• AIM OF THE TASK
Tally the lines in the records underneath that contain the string "JSON", and state the figure by itself.

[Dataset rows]

______

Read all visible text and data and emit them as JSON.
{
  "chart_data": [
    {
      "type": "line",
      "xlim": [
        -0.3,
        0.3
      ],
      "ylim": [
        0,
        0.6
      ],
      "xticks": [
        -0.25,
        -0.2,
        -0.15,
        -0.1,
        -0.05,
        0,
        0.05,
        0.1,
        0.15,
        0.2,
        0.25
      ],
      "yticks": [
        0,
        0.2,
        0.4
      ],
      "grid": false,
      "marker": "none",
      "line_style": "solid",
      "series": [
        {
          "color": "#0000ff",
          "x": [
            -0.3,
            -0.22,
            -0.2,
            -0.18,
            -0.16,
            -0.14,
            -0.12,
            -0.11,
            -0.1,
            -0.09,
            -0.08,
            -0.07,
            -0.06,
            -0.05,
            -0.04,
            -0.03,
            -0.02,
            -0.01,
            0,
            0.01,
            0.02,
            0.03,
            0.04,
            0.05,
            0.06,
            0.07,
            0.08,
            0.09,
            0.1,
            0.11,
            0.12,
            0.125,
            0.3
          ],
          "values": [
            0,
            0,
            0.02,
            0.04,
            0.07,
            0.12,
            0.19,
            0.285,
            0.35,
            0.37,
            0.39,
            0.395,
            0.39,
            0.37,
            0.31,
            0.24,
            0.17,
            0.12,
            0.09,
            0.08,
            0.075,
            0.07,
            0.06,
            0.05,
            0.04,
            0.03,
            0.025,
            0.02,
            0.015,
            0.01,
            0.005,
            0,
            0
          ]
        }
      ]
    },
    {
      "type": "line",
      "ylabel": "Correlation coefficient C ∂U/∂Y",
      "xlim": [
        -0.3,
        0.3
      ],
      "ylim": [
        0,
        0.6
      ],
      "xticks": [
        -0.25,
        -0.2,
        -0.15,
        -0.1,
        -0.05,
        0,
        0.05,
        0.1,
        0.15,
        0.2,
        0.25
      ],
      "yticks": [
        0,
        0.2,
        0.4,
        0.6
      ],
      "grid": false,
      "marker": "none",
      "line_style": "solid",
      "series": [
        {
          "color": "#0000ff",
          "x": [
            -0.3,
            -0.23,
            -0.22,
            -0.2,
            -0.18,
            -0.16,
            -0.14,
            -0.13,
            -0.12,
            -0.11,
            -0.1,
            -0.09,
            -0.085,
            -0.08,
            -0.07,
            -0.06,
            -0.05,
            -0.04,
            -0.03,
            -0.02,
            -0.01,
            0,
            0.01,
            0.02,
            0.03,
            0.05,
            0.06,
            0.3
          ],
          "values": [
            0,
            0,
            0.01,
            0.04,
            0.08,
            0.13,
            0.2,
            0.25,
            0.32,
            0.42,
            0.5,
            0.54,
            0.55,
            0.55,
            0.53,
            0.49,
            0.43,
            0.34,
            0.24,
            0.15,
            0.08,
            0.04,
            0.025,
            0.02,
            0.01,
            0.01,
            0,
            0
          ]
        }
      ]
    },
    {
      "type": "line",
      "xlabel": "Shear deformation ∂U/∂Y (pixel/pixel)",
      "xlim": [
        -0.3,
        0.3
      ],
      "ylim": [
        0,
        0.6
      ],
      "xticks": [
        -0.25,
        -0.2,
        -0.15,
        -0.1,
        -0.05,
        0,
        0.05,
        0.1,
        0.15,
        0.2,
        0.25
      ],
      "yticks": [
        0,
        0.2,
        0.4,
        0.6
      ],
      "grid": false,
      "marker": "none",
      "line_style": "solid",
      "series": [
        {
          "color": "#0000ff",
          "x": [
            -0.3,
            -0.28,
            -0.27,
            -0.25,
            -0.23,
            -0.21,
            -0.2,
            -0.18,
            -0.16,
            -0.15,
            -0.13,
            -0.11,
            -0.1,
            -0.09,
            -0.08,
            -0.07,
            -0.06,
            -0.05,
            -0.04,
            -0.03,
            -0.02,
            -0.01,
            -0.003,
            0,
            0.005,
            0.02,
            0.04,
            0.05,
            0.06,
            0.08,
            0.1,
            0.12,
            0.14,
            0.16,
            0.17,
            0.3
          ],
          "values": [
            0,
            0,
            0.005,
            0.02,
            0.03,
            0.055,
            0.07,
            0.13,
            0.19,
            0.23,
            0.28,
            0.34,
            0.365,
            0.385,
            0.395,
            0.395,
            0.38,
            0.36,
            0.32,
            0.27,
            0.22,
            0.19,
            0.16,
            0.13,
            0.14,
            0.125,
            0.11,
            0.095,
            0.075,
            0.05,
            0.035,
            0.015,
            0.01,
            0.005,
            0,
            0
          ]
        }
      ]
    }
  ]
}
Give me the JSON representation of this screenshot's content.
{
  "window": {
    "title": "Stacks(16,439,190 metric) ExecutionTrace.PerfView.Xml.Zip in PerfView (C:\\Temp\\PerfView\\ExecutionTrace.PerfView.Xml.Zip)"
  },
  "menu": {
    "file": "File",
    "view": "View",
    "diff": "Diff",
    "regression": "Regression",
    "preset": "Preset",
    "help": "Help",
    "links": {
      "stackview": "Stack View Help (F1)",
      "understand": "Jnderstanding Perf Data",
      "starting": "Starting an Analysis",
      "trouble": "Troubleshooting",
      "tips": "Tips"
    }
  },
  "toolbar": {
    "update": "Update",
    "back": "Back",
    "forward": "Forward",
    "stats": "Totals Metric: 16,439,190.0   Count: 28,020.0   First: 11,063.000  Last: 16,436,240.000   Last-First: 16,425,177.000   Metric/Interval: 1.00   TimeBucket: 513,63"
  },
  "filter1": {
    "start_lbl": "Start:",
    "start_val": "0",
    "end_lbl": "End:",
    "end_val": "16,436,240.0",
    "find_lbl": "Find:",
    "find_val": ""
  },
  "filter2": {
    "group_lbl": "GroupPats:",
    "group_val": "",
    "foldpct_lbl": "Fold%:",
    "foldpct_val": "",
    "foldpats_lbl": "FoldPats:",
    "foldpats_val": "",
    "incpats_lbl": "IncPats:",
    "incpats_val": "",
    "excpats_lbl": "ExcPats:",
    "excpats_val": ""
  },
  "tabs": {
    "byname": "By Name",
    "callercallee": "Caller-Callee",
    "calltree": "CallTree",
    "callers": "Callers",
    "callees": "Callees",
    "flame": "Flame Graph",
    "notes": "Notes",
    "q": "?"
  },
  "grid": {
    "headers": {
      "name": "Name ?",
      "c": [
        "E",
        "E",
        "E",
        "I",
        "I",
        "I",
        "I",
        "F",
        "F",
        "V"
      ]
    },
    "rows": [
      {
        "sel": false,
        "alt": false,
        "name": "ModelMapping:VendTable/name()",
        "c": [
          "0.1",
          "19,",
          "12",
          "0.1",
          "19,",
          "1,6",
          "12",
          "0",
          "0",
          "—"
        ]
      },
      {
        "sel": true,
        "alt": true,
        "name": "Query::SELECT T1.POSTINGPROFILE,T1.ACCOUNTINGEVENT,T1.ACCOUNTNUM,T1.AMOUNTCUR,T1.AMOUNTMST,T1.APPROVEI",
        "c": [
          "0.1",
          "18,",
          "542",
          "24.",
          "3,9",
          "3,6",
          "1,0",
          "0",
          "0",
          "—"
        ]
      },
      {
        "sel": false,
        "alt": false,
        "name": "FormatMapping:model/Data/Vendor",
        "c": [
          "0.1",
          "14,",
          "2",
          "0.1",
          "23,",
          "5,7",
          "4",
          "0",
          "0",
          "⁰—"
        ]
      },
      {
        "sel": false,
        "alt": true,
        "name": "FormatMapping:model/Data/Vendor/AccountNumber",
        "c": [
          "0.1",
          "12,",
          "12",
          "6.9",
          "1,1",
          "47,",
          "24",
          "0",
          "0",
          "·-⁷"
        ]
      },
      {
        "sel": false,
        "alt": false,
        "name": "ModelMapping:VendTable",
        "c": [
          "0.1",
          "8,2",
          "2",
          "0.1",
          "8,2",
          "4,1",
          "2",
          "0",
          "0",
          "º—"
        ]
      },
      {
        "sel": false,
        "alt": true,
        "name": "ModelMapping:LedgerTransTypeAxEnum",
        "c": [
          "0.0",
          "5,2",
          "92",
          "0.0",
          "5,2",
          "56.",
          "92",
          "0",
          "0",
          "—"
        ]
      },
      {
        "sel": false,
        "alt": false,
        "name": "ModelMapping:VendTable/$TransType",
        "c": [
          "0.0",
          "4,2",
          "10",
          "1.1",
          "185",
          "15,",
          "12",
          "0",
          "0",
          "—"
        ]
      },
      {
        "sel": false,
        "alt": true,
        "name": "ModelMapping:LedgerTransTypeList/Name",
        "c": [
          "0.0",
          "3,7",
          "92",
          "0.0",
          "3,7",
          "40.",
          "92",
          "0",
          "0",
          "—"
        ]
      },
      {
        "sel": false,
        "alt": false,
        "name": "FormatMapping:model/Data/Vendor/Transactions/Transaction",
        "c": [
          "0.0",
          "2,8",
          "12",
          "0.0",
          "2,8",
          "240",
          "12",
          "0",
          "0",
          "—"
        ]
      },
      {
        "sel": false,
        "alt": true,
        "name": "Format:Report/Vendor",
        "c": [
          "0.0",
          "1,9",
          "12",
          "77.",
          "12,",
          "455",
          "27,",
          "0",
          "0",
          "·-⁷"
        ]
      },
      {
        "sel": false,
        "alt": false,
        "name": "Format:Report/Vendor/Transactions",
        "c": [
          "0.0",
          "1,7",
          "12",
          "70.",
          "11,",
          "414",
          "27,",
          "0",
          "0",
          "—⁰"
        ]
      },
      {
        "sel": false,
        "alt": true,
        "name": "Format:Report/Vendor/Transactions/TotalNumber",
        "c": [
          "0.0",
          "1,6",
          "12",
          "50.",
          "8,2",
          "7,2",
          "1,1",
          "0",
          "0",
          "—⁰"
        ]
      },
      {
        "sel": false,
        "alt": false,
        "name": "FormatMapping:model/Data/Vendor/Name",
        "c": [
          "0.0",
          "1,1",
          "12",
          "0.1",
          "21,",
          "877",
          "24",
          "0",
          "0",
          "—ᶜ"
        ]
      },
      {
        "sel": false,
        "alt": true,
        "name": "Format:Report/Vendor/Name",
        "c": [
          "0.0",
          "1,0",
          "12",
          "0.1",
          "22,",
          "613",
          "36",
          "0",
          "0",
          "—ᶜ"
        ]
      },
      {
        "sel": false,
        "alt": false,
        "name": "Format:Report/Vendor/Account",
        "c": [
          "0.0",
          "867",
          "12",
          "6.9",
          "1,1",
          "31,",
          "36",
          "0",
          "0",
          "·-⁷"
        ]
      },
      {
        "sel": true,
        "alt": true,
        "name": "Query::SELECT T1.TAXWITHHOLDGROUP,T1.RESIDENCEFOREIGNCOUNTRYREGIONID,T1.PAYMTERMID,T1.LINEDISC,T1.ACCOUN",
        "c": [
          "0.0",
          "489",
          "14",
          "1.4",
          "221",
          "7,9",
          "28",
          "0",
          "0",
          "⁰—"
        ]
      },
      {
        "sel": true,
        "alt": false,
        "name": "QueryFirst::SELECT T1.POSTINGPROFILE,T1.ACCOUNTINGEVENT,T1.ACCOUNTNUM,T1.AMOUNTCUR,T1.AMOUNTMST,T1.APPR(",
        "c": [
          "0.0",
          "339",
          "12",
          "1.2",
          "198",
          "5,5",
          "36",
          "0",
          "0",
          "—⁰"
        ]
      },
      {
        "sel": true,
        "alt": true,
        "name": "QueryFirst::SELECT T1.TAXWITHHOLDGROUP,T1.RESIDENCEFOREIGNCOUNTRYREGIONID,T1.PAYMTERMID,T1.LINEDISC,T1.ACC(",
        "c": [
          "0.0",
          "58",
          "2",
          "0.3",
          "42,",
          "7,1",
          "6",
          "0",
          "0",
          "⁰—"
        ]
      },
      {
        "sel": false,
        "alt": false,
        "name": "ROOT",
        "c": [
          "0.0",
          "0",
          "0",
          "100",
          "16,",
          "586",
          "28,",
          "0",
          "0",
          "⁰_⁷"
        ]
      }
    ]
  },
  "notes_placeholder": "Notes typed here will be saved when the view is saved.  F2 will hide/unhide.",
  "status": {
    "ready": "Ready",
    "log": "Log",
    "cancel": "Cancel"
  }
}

______

• RESPONSE
2